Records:
****

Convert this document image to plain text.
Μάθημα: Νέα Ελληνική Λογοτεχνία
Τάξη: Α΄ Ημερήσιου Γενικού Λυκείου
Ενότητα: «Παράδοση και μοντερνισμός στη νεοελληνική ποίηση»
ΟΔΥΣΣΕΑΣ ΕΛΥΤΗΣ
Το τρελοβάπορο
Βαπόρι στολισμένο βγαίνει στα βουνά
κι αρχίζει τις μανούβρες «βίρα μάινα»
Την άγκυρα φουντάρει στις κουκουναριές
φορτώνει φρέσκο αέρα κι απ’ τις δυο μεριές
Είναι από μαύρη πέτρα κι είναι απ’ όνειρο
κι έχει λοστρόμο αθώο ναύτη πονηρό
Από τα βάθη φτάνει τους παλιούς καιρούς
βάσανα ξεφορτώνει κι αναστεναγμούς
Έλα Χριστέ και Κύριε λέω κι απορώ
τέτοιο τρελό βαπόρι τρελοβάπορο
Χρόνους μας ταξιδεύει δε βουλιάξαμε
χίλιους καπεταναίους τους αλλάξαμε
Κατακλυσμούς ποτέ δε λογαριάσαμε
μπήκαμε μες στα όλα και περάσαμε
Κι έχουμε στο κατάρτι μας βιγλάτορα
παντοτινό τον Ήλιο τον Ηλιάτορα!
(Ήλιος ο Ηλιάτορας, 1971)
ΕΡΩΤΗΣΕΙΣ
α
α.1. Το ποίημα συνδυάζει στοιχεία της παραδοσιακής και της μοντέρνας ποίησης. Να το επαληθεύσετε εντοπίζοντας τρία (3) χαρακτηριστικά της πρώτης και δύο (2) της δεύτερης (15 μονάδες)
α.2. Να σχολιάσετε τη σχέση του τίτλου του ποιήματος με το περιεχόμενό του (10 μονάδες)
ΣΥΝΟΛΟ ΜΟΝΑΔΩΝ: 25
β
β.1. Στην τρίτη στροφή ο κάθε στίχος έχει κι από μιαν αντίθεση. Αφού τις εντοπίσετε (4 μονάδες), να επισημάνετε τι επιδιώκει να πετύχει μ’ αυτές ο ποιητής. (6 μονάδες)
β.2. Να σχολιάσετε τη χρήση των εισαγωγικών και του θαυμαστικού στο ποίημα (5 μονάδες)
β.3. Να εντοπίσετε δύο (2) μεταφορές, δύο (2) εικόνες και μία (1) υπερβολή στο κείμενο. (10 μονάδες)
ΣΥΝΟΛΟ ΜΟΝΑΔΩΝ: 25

****

◆ EXERCISE INSTRUCTIONS:
Write out the full listing exactly as given.

◆ EXERCISE ANSWER:
Convert this document image to plain text.
Μάθημα: Νέα Ελληνική Λογοτεχνία
Τάξη: Α΄ Ημερήσιου Γενικού Λυκείου
Ενότητα: «Παράδοση και μοντερνισμός στη νεοελληνική ποίηση»
ΟΔΥΣΣΕΑΣ ΕΛΥΤΗΣ
Το τρελοβάπορο
Βαπόρι στολισμένο βγαίνει στα βουνά
κι αρχίζει τις μανούβρες «βίρα μάινα»
Την άγκυρα φουντάρει στις κουκουναριές
φορτώνει φρέσκο αέρα κι απ’ τις δυο μεριές
Είναι από μαύρη πέτρα κι είναι απ’ όνειρο
κι έχει λοστρόμο αθώο ναύτη πονηρό
Από τα βάθη φτάνει τους παλιούς καιρούς
βάσανα ξεφορτώνει κι αναστεναγμούς
Έλα Χριστέ και Κύριε λέω κι απορώ
τέτοιο τρελό βαπόρι τρελοβάπορο
Χρόνους μας ταξιδεύει δε βουλιάξαμε
χίλιους καπεταναίους τους αλλάξαμε
Κατακλυσμούς ποτέ δε λογαριάσαμε
μπήκαμε μες στα όλα και περάσαμε
Κι έχουμε στο κατάρτι μας βιγλάτορα
παντοτινό τον Ήλιο τον Ηλιάτορα!
(Ήλιος ο Ηλιάτορας, 1971)
ΕΡΩΤΗΣΕΙΣ
α
α.1. Το ποίημα συνδυάζει στοιχεία της παραδοσιακής και της μοντέρνας ποίησης. Να το επαληθεύσετε εντοπίζοντας τρία (3) χαρακτηριστικά της πρώτης και δύο (2) της δεύτερης (15 μονάδες)
α.2. Να σχολιάσετε τη σχέση του τίτλου του ποιήματος με το περιεχόμενό του (10 μονάδες)
ΣΥΝΟΛΟ ΜΟΝΑΔΩΝ: 25
β
β.1. Στην τρίτη στροφή ο κάθε στίχος έχει κι από μιαν αντίθεση. Αφού τις εντοπίσετε (4 μονάδες), να επισημάνετε τι επιδιώκει να πετύχει μ’ αυτές ο ποιητής. (6 μονάδες)
β.2. Να σχολιάσετε τη χρήση των εισαγωγικών και του θαυμαστικού στο ποίημα (5 μονάδες)
β.3. Να εντοπίσετε δύο (2) μεταφορές, δύο (2) εικόνες και μία (1) υπερβολή στο κείμενο. (10 μονάδες)
ΣΥΝΟΛΟ ΜΟΝΑΔΩΝ: 25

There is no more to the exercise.